_Data in this exercise_:
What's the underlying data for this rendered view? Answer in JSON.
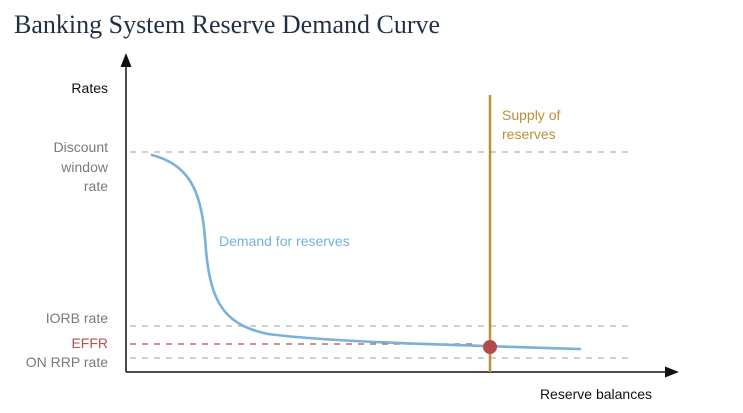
{
  "title": "Banking System Reserve Demand Curve",
  "axes": {
    "y_label": "Rates",
    "x_label": "Reserve balances"
  },
  "levels": {
    "discount_window": [
      "Discount",
      "window",
      "rate"
    ],
    "iorb": "IORB rate",
    "effr": "EFFR",
    "on_rrp": "ON RRP rate"
  },
  "curves": {
    "demand_label": "Demand for reserves",
    "supply_label": [
      "Supply of",
      "reserves"
    ]
  },
  "colors": {
    "title": "#1f3145",
    "axis_text": "#111111",
    "level_text": "#7a7a7a",
    "dash": "#b4b4b4",
    "effr": "#b5504f",
    "demand": "#79b1d9",
    "supply": "#b8913a",
    "equilibrium_dot": "#b34a4c"
  }
}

_Description of the task_:
Give every record back exactly as it reads, with no images.

_Written response_:
What's the underlying data for this rendered view? Answer in JSON.
{
  "title": "Banking System Reserve Demand Curve",
  "axes": {
    "y_label": "Rates",
    "x_label": "Reserve balances"
  },
  "levels": {
    "discount_window": [
      "Discount",
      "window",
      "rate"
    ],
    "iorb": "IORB rate",
    "effr": "EFFR",
    "on_rrp": "ON RRP rate"
  },
  "curves": {
    "demand_label": "Demand for reserves",
    "supply_label": [
      "Supply of",
      "reserves"
    ]
  },
  "colors": {
    "title": "#1f3145",
    "axis_text": "#111111",
    "level_text": "#7a7a7a",
    "dash": "#b4b4b4",
    "effr": "#b5504f",
    "demand": "#79b1d9",
    "supply": "#b8913a",
    "equilibrium_dot": "#b34a4c"
  }
}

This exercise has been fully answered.